## [Written request]
Write out the passage of the Traynor retube thread from "The Tungsol 6L6" up to and including "fall in between.", replacing "headroom" with "clean headroom" wherever it appears.

## [Selected excerpt]
-*-*-

# Re-tube of a Traynor YCV40-WR question



## oc_strat

Hello everyone, new member here.
This will be the first retube of my Traynor YCV40-WR and I wanted to run
a couple of questions by you guys. Still a noob when it comes down to
tubes. The amp still has the original Sovteks, (3) 12AX7WA pre amp and
(2) 6L6GB power tubes, in it. Im looking for a warm, full sound with
lots of headroom on the clean channel and a rich overdrive from the OD
channel.

Im lucky enough to have a $75 gift card to GC (Im in the US), so Im looking at the
tubes on their web site (kinda limited though). I figured this will be
my first stop on my re-tube journey. From the research and reading
around the web, Ive kinda narrowed it down to this setup.

3 Ruby Tubes ECC83 (12AX7A) Preamp Tube
Hand-picked Tesla with lower gain and a full, robust tone. Ive read some
descent reviews on this.

2 Tungsol 6L6 GC STR Power Tube Sets (Medium Duet)
The Tungsol 6L6 GC STR Power Tubes are soft-rated tubes that break up
slow and have the highest amount of headroom, while hard-rated tubes
break up easier and have the least headroom, yielding a heavier, harder
distortion. Medium-rated tubes fall in between.
Ive also read some good things about these.

This is a snippet from the YVC40 Owners manual ...

Replacement Tube Selection & Bias
This amplifier features Yorkville’s auto-balancing / auto-matching tube
biasing technology. As a
result, when the time comes to replace the tubes in your Yorkville
amplifier, there is no need to pay a
premium for a matched set – nor does the bias need to be adjusted when
you use a different brand.
We make no claims as to which brands of tubes might sound best, but with
auto-balancing / auto-
matching, you are free to experiment without any need for concern that
the amplifier or tubes will
be distressed. Please note that auto-balancing / auto matching cannot
fully compensate for different
types of tubes - 6L6/5881s versus 6CA7/EL34s, for example.

Vacuum Tubes 2 x 5881WXT (alt 6L6B)
3 x 12AX7 (alt 7025A)
DC powered filament supply on preamp tubes

Any thoughts on how this might workout? Once again .... tube noob here.
Also, any tips, suggestions and/or questions are all welcome. Thanks in
advance.

OC Strat
:rockon:


----------



## allthumbs56

From the commonly available tubes I've found that JJ's in the power amp and EH in the pre have worked well in my last two YCV's. The SED Winged C's are a nice 6L6 too.

-*-*-

## [Record set]
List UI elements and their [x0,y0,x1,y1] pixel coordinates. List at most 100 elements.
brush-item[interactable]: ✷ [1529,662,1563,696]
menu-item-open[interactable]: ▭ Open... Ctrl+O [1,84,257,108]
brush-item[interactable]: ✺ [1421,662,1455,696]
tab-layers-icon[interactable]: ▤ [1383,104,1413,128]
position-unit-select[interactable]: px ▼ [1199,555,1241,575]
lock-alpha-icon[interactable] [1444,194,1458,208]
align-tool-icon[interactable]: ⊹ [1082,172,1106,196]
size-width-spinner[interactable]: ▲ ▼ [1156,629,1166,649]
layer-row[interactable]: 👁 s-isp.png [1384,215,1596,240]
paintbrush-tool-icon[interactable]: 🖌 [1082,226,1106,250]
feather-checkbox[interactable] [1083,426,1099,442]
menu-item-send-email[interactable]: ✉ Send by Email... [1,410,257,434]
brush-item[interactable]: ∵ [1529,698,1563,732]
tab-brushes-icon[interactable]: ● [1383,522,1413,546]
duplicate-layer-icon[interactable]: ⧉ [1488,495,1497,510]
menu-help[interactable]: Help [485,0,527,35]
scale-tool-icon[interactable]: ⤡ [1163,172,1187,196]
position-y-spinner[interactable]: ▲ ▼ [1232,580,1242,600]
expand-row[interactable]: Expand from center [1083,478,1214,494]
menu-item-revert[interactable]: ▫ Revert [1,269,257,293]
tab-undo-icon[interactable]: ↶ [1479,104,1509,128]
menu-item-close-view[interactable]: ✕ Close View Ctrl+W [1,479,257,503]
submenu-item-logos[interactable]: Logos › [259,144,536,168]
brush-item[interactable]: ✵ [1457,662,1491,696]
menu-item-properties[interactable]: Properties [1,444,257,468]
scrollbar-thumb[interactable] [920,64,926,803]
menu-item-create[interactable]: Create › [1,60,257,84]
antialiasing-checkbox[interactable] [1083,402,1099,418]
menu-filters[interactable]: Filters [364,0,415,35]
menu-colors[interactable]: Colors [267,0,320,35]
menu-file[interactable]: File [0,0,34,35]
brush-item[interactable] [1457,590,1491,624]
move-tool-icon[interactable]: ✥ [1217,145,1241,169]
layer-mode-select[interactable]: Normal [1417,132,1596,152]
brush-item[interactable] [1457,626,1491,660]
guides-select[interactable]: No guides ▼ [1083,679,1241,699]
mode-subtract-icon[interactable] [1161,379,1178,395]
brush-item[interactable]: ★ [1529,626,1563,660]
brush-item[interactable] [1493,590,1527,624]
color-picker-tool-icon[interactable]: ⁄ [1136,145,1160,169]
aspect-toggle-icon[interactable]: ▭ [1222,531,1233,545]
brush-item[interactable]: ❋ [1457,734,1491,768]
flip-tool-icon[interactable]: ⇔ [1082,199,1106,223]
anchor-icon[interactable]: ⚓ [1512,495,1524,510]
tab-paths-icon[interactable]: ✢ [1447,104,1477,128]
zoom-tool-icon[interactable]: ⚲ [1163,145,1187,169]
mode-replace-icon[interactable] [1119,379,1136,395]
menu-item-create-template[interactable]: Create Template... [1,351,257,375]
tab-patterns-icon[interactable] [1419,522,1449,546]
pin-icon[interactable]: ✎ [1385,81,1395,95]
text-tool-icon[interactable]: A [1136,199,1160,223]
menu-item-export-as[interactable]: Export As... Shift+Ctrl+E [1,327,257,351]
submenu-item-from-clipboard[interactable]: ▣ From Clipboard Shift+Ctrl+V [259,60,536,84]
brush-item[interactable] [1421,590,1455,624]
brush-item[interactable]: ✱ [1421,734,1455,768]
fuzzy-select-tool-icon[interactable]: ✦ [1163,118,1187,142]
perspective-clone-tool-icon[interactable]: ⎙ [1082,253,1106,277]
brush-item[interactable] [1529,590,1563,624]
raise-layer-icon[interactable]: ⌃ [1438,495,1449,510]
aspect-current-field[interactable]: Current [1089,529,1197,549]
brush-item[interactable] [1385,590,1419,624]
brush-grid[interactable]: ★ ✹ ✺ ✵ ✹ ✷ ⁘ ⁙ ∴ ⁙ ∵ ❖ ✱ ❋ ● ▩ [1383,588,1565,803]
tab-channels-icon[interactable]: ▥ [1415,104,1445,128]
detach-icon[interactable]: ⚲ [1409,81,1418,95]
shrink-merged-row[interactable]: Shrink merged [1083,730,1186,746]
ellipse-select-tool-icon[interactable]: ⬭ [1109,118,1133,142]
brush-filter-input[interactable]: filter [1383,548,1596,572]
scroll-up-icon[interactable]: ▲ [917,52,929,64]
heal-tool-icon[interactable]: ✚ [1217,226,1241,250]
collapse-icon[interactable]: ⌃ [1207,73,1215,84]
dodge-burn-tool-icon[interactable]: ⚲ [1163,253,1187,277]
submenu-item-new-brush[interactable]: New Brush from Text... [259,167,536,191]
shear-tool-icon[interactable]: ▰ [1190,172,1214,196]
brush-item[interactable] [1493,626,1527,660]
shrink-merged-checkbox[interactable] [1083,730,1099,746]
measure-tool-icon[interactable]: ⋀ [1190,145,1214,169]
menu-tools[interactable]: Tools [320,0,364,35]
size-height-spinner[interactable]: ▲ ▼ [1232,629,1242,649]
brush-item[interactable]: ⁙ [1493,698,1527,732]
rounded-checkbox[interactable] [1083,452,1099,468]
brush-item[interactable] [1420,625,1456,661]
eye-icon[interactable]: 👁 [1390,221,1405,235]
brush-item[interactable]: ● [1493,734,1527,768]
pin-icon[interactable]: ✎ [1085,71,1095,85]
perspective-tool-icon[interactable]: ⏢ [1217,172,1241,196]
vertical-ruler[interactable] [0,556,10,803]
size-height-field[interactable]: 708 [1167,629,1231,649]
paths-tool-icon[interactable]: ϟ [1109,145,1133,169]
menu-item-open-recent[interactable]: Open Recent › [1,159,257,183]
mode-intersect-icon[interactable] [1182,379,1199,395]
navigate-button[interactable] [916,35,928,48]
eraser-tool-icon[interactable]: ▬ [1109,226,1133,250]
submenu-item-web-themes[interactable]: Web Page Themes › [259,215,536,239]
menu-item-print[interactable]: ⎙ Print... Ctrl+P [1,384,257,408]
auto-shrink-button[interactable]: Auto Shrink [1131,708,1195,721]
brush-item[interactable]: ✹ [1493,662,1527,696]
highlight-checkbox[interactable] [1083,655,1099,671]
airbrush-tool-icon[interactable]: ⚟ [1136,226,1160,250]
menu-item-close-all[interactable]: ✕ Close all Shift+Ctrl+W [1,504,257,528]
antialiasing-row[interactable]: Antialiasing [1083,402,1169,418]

-*-*-

## [Written solution]
The Tungsol 6L6 GC STR Power Tubes are soft-rated tubes that break up
slow and have the highest amount of clean headroom, while hard-rated tubes
break up easier and have the least clean headroom, yielding a heavier, harder
distortion. Medium-rated tubes fall in between.